Instruction:
Gather every line that includes the word "name", please.
— Begin Source material —
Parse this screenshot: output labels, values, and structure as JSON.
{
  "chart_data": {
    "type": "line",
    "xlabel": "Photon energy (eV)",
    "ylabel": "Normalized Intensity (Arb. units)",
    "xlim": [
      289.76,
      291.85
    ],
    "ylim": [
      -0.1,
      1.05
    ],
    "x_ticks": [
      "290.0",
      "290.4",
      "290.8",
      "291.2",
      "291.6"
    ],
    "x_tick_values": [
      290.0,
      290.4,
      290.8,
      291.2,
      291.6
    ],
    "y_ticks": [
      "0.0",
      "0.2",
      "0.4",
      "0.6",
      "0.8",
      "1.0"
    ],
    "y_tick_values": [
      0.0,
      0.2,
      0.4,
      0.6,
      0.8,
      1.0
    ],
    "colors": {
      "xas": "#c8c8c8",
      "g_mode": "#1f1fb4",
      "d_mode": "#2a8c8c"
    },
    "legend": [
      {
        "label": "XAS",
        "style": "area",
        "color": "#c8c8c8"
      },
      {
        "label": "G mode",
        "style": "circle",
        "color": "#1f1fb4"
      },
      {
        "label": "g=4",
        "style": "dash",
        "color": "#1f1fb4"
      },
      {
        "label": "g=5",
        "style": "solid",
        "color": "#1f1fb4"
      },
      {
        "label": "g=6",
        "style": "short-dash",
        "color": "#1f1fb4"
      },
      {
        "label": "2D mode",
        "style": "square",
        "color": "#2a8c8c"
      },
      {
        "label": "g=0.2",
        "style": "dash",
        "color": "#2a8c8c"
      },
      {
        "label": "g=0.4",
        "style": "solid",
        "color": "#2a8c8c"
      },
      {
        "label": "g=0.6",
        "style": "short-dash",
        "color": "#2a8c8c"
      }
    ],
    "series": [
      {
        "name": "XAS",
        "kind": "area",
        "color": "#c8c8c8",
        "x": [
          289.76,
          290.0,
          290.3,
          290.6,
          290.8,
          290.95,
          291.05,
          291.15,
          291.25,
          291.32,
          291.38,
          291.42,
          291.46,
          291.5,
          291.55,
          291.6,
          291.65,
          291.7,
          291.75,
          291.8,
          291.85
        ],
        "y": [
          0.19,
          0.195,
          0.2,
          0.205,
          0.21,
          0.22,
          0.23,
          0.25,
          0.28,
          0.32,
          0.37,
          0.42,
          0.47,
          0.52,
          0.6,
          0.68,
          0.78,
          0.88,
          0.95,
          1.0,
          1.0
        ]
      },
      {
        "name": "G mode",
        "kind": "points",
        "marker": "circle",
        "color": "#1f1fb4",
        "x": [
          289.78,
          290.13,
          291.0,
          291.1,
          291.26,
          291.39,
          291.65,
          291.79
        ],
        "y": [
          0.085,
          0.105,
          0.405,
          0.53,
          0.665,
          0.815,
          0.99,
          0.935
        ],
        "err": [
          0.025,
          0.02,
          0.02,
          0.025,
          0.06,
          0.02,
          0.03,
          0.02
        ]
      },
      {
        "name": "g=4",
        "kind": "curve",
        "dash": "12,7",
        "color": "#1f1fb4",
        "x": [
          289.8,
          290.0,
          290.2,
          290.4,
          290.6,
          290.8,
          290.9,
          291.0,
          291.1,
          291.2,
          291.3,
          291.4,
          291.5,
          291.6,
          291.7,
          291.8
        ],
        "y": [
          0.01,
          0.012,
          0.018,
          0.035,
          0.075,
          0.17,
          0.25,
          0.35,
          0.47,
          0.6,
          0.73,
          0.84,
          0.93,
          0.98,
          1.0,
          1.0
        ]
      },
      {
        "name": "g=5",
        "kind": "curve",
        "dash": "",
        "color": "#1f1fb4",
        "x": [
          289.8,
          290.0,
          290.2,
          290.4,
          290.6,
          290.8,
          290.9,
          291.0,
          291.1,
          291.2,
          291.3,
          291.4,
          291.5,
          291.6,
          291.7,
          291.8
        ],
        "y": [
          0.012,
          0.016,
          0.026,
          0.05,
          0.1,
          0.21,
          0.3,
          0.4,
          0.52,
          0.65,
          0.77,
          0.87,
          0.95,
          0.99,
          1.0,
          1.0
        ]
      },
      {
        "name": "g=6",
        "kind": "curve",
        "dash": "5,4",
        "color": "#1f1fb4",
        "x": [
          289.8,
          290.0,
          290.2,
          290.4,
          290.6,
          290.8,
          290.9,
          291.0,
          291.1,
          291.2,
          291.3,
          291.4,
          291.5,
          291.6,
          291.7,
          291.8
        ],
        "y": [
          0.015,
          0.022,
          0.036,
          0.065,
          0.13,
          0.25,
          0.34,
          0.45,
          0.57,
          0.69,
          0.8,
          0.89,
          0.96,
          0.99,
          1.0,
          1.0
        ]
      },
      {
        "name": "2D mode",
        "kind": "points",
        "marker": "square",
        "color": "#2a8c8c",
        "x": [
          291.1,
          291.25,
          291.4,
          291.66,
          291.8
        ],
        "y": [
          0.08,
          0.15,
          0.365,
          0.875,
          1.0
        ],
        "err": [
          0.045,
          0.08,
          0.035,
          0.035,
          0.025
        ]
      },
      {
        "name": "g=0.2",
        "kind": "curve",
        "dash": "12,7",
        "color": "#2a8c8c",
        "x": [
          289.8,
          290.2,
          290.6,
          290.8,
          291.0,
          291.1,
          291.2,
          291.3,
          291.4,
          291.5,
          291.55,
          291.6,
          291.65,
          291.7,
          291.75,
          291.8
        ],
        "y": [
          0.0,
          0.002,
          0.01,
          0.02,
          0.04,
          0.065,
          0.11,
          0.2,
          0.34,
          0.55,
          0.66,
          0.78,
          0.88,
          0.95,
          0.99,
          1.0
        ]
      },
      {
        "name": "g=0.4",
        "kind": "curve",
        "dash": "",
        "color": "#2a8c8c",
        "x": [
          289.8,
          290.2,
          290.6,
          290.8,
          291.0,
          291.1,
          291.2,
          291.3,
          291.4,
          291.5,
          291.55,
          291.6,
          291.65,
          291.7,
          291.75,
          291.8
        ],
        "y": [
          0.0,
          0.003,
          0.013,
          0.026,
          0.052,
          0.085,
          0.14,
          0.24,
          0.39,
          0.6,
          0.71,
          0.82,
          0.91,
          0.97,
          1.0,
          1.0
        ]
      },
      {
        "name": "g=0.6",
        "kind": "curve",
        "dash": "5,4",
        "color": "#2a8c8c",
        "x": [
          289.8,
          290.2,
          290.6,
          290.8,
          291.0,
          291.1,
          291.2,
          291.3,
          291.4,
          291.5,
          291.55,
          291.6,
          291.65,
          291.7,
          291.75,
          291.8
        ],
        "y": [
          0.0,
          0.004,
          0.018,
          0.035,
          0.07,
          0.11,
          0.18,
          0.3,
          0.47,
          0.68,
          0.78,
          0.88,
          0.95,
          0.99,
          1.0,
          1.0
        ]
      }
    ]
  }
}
— End Source material —
Task result:
        "name": "XAS",
        "name": "G mode",
        "name": "g=4",
        "name": "g=5",
        "name": "g=6",
        "name": "2D mode",
        "name": "g=0.2",
        "name": "g=0.4",
        "name": "g=0.6",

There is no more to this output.